● Exercise
Only the lines holding the string "into" are needed. Copy each one.

● Dataset
****************************************
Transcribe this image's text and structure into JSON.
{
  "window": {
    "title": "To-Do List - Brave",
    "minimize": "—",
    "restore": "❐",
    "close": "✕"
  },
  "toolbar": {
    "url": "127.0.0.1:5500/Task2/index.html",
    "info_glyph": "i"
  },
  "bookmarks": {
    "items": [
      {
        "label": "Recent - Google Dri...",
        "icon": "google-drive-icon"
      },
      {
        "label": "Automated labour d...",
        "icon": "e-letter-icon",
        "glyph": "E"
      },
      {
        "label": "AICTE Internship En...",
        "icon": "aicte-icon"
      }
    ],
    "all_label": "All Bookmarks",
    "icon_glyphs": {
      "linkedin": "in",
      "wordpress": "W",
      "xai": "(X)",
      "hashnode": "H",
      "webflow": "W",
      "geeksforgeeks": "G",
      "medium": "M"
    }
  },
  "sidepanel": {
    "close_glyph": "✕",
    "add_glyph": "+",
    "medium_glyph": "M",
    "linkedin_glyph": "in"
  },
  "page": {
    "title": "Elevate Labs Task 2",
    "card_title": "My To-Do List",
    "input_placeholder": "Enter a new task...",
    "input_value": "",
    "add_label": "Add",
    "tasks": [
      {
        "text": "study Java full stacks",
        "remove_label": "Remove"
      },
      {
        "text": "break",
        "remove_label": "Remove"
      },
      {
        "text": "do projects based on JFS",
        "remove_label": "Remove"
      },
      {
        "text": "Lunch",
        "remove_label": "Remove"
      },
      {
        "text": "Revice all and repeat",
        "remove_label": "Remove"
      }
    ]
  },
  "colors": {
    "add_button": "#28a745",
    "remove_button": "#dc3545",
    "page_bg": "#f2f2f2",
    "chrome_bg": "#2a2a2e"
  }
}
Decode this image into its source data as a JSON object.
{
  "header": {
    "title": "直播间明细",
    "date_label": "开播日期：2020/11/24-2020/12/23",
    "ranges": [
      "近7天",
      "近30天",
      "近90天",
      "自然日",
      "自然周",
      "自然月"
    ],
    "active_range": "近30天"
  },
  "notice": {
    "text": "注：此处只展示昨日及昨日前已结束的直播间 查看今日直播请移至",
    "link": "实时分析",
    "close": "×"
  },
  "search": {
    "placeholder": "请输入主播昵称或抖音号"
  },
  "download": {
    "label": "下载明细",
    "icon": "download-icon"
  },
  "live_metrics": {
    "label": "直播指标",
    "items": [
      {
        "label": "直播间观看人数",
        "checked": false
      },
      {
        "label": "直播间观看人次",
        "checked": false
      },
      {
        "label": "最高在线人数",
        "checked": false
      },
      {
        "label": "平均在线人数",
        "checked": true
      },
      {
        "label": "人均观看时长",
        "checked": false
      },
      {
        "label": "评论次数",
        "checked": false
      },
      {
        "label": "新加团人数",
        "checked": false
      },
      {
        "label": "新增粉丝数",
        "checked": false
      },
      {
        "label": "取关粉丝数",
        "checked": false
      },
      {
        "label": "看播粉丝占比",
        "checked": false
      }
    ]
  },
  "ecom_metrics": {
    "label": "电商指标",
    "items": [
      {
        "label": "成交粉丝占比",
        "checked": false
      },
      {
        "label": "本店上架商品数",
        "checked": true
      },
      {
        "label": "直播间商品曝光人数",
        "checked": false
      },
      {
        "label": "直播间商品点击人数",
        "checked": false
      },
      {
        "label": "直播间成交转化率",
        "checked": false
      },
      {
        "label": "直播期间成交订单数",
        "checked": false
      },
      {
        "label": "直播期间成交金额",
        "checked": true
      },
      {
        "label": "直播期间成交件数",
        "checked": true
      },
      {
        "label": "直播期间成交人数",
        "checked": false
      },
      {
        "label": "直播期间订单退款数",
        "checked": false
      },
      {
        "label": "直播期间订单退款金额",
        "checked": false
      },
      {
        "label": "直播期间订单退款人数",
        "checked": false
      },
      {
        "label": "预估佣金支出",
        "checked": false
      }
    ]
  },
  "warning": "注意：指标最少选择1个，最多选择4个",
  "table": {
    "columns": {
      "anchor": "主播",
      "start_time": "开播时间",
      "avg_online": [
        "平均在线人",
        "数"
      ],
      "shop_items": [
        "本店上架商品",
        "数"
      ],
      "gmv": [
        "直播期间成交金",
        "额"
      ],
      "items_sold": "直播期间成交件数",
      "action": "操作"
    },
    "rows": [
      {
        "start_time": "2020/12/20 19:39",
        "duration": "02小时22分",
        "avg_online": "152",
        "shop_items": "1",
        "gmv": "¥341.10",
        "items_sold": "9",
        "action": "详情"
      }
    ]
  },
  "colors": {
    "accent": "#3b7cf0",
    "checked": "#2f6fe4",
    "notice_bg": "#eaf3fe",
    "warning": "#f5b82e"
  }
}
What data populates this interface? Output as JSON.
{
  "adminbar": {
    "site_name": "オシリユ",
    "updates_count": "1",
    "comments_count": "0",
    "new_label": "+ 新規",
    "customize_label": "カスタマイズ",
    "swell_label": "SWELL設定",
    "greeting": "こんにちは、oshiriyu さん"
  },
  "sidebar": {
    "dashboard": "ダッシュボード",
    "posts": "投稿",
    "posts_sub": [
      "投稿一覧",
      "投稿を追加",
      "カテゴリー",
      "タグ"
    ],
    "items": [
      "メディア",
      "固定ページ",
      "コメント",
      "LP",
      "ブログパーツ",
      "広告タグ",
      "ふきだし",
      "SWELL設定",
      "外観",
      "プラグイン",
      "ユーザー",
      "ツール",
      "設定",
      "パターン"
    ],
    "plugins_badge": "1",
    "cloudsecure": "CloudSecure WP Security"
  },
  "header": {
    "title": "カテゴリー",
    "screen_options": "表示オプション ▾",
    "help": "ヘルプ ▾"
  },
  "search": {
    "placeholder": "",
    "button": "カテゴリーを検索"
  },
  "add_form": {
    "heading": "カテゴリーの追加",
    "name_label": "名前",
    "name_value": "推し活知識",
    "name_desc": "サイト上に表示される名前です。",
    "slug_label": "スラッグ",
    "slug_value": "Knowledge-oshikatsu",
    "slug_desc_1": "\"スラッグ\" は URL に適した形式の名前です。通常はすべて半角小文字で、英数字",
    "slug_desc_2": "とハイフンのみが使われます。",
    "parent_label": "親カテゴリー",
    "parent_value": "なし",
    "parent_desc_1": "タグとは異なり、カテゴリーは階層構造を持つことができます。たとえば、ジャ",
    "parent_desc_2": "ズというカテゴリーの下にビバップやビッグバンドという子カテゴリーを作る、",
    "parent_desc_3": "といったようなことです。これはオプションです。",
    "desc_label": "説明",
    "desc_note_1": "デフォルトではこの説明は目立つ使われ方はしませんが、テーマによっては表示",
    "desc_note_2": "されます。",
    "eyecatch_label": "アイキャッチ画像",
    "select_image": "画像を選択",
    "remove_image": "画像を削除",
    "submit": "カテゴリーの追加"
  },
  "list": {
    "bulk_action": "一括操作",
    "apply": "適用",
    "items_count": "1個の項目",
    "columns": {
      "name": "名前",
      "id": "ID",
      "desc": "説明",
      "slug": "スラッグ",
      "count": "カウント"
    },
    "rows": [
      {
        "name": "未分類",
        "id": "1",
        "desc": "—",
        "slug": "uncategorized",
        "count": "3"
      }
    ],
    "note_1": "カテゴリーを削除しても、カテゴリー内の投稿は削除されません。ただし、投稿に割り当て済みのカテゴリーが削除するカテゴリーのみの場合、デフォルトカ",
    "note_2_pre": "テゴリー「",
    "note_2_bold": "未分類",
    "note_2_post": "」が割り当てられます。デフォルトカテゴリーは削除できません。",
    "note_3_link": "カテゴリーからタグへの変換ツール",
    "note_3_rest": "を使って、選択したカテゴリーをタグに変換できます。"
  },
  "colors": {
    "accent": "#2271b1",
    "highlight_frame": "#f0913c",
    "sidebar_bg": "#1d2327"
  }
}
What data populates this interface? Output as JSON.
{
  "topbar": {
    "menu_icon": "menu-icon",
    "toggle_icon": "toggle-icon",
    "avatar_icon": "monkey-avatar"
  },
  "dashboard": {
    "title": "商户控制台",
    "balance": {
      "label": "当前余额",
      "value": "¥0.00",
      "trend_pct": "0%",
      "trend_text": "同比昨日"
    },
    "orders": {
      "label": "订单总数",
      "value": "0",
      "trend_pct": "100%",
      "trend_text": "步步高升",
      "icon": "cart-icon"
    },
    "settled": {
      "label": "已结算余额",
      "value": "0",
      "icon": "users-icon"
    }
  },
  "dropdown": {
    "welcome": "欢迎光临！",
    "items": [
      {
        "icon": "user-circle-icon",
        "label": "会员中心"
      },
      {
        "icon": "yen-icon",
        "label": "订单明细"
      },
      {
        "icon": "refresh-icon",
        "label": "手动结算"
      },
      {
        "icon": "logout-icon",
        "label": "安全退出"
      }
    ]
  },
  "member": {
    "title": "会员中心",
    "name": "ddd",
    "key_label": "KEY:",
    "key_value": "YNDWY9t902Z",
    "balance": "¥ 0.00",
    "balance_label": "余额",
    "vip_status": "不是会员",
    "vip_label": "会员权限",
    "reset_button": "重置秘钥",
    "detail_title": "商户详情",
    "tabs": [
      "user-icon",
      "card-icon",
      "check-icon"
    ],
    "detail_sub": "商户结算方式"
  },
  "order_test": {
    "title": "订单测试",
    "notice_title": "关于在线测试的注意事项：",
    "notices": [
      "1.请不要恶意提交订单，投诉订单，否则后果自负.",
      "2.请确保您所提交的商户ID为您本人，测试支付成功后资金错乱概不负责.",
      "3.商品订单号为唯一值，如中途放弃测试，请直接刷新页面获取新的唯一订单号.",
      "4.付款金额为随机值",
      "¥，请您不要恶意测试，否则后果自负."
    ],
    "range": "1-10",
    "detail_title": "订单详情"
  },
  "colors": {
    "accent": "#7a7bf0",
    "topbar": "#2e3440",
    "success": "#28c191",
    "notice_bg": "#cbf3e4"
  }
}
****************************************
● Result for this task
Transcribe this image's text and structure into JSON.
Decode this image into its source data as a JSON object.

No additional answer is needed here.